Given request:
Wherever the word "curve" appears in a line, copy that line.

--- START Source material ---

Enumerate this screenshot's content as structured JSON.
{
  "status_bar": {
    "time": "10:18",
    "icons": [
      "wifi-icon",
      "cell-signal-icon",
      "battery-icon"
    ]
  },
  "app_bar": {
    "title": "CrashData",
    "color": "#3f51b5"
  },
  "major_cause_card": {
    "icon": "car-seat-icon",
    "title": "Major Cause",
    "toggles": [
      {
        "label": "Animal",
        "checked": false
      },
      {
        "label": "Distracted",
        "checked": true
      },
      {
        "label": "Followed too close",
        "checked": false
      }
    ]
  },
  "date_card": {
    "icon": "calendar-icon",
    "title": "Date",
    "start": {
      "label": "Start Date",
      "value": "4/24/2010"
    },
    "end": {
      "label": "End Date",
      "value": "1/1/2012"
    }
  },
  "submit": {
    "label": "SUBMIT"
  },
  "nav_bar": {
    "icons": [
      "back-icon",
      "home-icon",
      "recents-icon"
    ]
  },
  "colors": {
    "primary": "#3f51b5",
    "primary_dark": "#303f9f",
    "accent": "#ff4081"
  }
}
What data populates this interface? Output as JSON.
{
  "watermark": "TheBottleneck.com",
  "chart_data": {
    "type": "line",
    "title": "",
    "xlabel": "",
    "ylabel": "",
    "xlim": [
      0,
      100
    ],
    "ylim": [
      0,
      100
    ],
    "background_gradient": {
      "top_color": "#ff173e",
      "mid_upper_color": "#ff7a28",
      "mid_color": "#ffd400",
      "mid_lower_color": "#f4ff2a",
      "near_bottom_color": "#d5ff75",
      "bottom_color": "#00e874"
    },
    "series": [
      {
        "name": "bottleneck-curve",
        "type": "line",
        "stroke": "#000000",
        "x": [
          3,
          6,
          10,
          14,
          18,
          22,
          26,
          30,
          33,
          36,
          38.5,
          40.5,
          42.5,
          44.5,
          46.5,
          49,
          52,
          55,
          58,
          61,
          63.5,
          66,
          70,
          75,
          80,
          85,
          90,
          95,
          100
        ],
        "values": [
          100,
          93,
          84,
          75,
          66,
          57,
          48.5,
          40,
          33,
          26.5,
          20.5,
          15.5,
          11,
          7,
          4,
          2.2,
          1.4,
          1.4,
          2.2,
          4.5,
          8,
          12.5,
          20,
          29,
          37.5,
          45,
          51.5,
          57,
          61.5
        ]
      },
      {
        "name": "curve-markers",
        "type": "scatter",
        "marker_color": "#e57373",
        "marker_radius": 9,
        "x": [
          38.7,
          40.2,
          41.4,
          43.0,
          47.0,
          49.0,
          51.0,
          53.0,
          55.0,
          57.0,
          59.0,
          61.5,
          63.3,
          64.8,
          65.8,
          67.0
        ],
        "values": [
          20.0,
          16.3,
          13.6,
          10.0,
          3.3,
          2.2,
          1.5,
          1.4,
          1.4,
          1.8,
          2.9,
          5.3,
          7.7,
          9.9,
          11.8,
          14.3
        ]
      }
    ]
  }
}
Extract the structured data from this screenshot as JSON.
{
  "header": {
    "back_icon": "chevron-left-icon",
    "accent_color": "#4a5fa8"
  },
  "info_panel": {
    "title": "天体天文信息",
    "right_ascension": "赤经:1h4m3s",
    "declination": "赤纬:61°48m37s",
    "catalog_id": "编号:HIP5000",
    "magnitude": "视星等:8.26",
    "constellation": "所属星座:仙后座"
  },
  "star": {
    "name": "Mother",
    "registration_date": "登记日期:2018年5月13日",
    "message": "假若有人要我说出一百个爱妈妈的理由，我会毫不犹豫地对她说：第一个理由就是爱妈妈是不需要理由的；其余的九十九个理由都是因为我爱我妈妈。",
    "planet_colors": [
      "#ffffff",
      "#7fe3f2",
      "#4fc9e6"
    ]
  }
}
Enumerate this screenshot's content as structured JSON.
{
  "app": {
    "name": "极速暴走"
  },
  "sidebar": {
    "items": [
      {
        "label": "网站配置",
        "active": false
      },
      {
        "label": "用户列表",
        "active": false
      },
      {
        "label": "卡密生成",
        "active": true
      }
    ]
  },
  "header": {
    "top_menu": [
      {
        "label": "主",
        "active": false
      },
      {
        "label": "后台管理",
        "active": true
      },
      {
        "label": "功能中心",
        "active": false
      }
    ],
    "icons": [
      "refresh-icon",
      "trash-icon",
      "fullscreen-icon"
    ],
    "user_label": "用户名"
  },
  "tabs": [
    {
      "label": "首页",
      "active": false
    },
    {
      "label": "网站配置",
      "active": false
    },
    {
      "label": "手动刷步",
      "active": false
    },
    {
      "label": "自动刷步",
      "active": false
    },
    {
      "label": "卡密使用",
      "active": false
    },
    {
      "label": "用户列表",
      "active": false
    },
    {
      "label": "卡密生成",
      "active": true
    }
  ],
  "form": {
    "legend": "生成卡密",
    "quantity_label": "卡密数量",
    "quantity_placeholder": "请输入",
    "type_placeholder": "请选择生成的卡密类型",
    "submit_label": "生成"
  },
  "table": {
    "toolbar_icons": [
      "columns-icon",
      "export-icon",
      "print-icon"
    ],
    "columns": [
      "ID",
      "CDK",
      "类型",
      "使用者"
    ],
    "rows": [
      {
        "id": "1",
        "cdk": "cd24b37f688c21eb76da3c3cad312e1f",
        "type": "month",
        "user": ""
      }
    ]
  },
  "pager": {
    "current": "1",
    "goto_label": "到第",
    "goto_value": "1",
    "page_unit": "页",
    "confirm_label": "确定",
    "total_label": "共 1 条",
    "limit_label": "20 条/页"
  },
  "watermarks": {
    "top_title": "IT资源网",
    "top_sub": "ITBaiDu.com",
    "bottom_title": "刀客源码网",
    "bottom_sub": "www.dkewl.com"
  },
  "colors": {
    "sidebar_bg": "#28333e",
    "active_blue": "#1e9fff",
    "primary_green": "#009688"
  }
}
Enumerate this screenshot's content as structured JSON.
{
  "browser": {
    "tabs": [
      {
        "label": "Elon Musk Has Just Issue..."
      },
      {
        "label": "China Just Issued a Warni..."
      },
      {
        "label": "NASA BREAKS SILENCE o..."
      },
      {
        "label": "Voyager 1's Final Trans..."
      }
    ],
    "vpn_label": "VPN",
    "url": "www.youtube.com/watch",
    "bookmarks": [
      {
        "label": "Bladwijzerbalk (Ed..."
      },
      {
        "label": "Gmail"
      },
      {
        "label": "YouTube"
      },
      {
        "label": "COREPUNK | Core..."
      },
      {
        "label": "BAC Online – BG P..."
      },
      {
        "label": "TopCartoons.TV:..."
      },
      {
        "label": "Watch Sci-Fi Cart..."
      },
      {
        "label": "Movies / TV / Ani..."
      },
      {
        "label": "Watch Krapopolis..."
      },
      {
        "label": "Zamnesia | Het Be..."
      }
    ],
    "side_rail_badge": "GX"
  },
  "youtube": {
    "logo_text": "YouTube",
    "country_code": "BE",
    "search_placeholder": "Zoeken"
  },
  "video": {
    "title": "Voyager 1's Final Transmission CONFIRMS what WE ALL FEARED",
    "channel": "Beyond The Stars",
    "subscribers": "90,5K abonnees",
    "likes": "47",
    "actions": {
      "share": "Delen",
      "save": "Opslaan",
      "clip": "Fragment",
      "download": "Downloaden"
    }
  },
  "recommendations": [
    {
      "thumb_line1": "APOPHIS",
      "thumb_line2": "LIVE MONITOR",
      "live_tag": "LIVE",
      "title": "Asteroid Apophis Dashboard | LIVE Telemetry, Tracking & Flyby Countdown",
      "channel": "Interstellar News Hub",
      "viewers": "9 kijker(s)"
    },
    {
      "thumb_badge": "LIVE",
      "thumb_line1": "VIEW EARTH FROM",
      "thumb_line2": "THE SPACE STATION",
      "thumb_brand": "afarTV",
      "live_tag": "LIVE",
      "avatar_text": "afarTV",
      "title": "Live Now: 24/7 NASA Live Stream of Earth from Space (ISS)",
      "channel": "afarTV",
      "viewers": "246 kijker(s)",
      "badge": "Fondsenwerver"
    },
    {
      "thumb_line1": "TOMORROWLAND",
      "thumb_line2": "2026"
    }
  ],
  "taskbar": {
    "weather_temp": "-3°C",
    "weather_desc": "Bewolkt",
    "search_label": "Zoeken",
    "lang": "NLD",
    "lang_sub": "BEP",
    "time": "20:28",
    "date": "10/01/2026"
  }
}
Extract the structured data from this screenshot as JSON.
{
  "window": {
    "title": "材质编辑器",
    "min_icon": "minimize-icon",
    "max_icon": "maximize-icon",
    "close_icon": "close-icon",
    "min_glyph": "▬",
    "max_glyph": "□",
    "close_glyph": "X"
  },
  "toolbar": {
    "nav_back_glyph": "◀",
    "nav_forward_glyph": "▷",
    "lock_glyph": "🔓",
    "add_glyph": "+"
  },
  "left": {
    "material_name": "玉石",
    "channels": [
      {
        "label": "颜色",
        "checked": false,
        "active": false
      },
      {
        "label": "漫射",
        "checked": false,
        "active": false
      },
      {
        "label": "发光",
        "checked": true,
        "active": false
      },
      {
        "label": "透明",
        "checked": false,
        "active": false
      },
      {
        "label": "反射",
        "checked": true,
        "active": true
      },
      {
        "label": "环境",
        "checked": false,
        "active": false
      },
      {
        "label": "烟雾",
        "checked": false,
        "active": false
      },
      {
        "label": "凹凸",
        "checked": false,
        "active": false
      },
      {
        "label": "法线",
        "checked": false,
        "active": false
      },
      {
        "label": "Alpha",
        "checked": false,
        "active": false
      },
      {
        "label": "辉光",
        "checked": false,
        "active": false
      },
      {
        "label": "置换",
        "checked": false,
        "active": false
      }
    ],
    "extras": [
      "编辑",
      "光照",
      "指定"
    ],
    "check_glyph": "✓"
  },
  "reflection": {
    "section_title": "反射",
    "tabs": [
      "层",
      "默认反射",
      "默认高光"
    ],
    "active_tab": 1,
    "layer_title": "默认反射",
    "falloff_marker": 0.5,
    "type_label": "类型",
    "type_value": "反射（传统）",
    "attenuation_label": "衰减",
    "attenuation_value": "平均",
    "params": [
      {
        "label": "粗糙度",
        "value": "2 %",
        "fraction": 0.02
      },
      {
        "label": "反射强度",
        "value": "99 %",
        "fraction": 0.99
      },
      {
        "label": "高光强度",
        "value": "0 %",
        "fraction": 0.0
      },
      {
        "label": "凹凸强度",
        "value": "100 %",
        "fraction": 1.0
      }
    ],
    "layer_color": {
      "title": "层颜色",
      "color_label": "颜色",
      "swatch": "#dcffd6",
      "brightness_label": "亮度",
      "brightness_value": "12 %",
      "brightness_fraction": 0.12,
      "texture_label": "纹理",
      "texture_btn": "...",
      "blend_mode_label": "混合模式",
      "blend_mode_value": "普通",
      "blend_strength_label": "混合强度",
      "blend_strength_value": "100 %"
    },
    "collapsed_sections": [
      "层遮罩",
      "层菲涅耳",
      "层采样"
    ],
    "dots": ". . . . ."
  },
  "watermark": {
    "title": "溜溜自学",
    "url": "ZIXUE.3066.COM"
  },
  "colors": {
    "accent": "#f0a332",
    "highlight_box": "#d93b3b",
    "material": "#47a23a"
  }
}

--- END Source material ---

Finished task:
        "name": "bottleneck-curve",
        "name": "curve-markers",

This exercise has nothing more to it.